> **GOAL**
Nothing should be left out: output all of the entries exactly.

Stored data entries:
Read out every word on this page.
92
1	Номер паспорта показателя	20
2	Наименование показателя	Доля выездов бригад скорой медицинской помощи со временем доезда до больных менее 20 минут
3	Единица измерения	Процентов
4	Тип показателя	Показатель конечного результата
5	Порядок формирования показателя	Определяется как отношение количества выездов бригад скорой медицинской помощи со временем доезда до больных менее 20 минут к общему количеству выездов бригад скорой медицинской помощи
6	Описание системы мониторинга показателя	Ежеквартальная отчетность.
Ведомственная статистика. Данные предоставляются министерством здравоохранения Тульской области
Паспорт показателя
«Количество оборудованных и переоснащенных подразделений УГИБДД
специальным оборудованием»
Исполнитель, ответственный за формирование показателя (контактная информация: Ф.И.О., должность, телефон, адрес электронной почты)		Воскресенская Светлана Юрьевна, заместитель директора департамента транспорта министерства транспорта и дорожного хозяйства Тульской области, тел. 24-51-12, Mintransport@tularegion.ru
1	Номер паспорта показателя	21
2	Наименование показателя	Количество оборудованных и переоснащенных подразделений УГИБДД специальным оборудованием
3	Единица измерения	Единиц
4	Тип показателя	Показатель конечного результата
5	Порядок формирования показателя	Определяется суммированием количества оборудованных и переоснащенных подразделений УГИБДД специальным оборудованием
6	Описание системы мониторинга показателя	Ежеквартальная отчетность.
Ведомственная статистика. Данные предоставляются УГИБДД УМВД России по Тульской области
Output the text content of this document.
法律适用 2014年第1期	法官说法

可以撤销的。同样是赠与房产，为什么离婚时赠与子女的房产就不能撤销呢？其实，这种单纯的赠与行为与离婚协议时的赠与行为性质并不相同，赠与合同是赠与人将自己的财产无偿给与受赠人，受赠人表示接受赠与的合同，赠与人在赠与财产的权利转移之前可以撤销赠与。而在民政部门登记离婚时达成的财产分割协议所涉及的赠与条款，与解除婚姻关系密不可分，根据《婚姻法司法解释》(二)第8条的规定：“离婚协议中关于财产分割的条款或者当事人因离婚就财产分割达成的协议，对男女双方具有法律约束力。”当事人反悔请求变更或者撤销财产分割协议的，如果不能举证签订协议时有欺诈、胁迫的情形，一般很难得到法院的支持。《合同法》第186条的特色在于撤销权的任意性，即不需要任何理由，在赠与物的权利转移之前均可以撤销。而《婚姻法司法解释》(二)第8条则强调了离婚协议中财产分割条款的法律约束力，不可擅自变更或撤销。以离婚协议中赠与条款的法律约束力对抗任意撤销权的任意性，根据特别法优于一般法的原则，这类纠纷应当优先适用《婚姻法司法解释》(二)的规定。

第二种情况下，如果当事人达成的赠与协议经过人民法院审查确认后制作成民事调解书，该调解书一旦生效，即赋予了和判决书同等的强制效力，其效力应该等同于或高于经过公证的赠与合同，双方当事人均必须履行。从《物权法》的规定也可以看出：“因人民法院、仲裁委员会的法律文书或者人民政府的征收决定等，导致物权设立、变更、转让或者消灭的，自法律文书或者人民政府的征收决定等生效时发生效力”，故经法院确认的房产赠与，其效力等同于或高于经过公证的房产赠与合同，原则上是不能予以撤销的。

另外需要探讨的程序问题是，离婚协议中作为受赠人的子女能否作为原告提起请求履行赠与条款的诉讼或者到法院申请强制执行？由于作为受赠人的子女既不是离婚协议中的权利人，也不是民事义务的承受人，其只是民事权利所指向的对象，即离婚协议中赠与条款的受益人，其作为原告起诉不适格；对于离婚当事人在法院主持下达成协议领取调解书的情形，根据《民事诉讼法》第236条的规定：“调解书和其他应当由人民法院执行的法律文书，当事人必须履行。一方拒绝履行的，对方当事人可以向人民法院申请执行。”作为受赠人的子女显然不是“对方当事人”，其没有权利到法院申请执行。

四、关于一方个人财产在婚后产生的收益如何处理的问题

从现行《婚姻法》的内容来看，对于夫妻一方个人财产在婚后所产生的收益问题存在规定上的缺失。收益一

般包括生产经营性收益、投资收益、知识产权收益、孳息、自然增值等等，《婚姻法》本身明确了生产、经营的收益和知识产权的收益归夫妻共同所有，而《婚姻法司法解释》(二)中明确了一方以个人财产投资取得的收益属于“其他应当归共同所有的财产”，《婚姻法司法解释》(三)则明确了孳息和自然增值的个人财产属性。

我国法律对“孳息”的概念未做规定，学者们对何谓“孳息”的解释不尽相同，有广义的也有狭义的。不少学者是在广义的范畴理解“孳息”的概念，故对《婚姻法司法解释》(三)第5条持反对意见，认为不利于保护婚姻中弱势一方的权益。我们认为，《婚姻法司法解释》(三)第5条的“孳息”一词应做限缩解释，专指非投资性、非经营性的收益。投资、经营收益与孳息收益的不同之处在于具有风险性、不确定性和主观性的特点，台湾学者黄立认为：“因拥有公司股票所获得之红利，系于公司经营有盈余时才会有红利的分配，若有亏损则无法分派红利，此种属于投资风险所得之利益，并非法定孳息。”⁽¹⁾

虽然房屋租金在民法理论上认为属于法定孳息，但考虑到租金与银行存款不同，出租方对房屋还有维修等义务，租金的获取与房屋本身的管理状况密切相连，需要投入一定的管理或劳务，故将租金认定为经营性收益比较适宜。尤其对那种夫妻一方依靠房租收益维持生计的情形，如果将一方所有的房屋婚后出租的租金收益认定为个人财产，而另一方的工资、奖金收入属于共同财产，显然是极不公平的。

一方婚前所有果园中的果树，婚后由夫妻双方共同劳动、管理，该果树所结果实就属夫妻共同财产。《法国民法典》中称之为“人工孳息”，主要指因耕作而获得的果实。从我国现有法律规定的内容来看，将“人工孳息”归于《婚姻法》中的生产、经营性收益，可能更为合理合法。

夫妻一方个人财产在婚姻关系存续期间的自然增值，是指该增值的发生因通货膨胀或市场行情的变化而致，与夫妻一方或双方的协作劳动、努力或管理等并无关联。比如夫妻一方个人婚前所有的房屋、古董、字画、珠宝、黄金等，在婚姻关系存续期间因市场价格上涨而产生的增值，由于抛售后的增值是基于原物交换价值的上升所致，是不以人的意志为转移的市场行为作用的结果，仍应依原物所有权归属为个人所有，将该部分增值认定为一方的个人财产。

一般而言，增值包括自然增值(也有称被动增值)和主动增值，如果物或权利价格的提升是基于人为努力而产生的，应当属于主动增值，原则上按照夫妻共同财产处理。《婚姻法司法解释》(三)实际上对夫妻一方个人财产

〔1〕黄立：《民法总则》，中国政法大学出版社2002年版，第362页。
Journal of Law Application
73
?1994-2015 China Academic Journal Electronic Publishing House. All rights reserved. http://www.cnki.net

> **EXPECTED ANSWER**
Read out every word on this page.
92
1	Номер паспорта показателя	20
2	Наименование показателя	Доля выездов бригад скорой медицинской помощи со временем доезда до больных менее 20 минут
3	Единица измерения	Процентов
4	Тип показателя	Показатель конечного результата
5	Порядок формирования показателя	Определяется как отношение количества выездов бригад скорой медицинской помощи со временем доезда до больных менее 20 минут к общему количеству выездов бригад скорой медицинской помощи
6	Описание системы мониторинга показателя	Ежеквартальная отчетность.
Ведомственная статистика. Данные предоставляются министерством здравоохранения Тульской области
Паспорт показателя
«Количество оборудованных и переоснащенных подразделений УГИБДД
специальным оборудованием»
Исполнитель, ответственный за формирование показателя (контактная информация: Ф.И.О., должность, телефон, адрес электронной почты)		Воскресенская Светлана Юрьевна, заместитель директора департамента транспорта министерства транспорта и дорожного хозяйства Тульской области, тел. 24-51-12, Mintransport@tularegion.ru
1	Номер паспорта показателя	21
2	Наименование показателя	Количество оборудованных и переоснащенных подразделений УГИБДД специальным оборудованием
3	Единица измерения	Единиц
4	Тип показателя	Показатель конечного результата
5	Порядок формирования показателя	Определяется суммированием количества оборудованных и переоснащенных подразделений УГИБДД специальным оборудованием
6	Описание системы мониторинга показателя	Ежеквартальная отчетность.
Ведомственная статистика. Данные предоставляются УГИБДД УМВД России по Тульской области
Output the text content of this document.
法律适用 2014年第1期	法官说法

可以撤销的。同样是赠与房产，为什么离婚时赠与子女的房产就不能撤销呢？其实，这种单纯的赠与行为与离婚协议时的赠与行为性质并不相同，赠与合同是赠与人将自己的财产无偿给与受赠人，受赠人表示接受赠与的合同，赠与人在赠与财产的权利转移之前可以撤销赠与。而在民政部门登记离婚时达成的财产分割协议所涉及的赠与条款，与解除婚姻关系密不可分，根据《婚姻法司法解释》(二)第8条的规定：“离婚协议中关于财产分割的条款或者当事人因离婚就财产分割达成的协议，对男女双方具有法律约束力。”当事人反悔请求变更或者撤销财产分割协议的，如果不能举证签订协议时有欺诈、胁迫的情形，一般很难得到法院的支持。《合同法》第186条的特色在于撤销权的任意性，即不需要任何理由，在赠与物的权利转移之前均可以撤销。而《婚姻法司法解释》(二)第8条则强调了离婚协议中财产分割条款的法律约束力，不可擅自变更或撤销。以离婚协议中赠与条款的法律约束力对抗任意撤销权的任意性，根据特别法优于一般法的原则，这类纠纷应当优先适用《婚姻法司法解释》(二)的规定。

第二种情况下，如果当事人达成的赠与协议经过人民法院审查确认后制作成民事调解书，该调解书一旦生效，即赋予了和判决书同等的强制效力，其效力应该等同于或高于经过公证的赠与合同，双方当事人均必须履行。从《物权法》的规定也可以看出：“因人民法院、仲裁委员会的法律文书或者人民政府的征收决定等，导致物权设立、变更、转让或者消灭的，自法律文书或者人民政府的征收决定等生效时发生效力”，故经法院确认的房产赠与，其效力等同于或高于经过公证的房产赠与合同，原则上是不能予以撤销的。

另外需要探讨的程序问题是，离婚协议中作为受赠人的子女能否作为原告提起请求履行赠与条款的诉讼或者到法院申请强制执行？由于作为受赠人的子女既不是离婚协议中的权利人，也不是民事义务的承受人，其只是民事权利所指向的对象，即离婚协议中赠与条款的受益人，其作为原告起诉不适格；对于离婚当事人在法院主持下达成协议领取调解书的情形，根据《民事诉讼法》第236条的规定：“调解书和其他应当由人民法院执行的法律文书，当事人必须履行。一方拒绝履行的，对方当事人可以向人民法院申请执行。”作为受赠人的子女显然不是“对方当事人”，其没有权利到法院申请执行。

四、关于一方个人财产在婚后产生的收益如何处理的问题

从现行《婚姻法》的内容来看，对于夫妻一方个人财产在婚后所产生的收益问题存在规定上的缺失。收益一

般包括生产经营性收益、投资收益、知识产权收益、孳息、自然增值等等，《婚姻法》本身明确了生产、经营的收益和知识产权的收益归夫妻共同所有，而《婚姻法司法解释》(二)中明确了一方以个人财产投资取得的收益属于“其他应当归共同所有的财产”，《婚姻法司法解释》(三)则明确了孳息和自然增值的个人财产属性。

我国法律对“孳息”的概念未做规定，学者们对何谓“孳息”的解释不尽相同，有广义的也有狭义的。不少学者是在广义的范畴理解“孳息”的概念，故对《婚姻法司法解释》(三)第5条持反对意见，认为不利于保护婚姻中弱势一方的权益。我们认为，《婚姻法司法解释》(三)第5条的“孳息”一词应做限缩解释，专指非投资性、非经营性的收益。投资、经营收益与孳息收益的不同之处在于具有风险性、不确定性和主观性的特点，台湾学者黄立认为：“因拥有公司股票所获得之红利，系于公司经营有盈余时才会有红利的分配，若有亏损则无法分派红利，此种属于投资风险所得之利益，并非法定孳息。”⁽¹⁾

虽然房屋租金在民法理论上认为属于法定孳息，但考虑到租金与银行存款不同，出租方对房屋还有维修等义务，租金的获取与房屋本身的管理状况密切相连，需要投入一定的管理或劳务，故将租金认定为经营性收益比较适宜。尤其对那种夫妻一方依靠房租收益维持生计的情形，如果将一方所有的房屋婚后出租的租金收益认定为个人财产，而另一方的工资、奖金收入属于共同财产，显然是极不公平的。

一方婚前所有果园中的果树，婚后由夫妻双方共同劳动、管理，该果树所结果实就属夫妻共同财产。《法国民法典》中称之为“人工孳息”，主要指因耕作而获得的果实。从我国现有法律规定的内容来看，将“人工孳息”归于《婚姻法》中的生产、经营性收益，可能更为合理合法。

夫妻一方个人财产在婚姻关系存续期间的自然增值，是指该增值的发生因通货膨胀或市场行情的变化而致，与夫妻一方或双方的协作劳动、努力或管理等并无关联。比如夫妻一方个人婚前所有的房屋、古董、字画、珠宝、黄金等，在婚姻关系存续期间因市场价格上涨而产生的增值，由于抛售后的增值是基于原物交换价值的上升所致，是不以人的意志为转移的市场行为作用的结果，仍应依原物所有权归属为个人所有，将该部分增值认定为一方的个人财产。

一般而言，增值包括自然增值(也有称被动增值)和主动增值，如果物或权利价格的提升是基于人为努力而产生的，应当属于主动增值，原则上按照夫妻共同财产处理。《婚姻法司法解释》(三)实际上对夫妻一方个人财产

〔1〕黄立：《民法总则》，中国政法大学出版社2002年版，第362页。
Journal of Law Application
73
?1994-2015 China Academic Journal Electronic Publishing House. All rights reserved. http://www.cnki.net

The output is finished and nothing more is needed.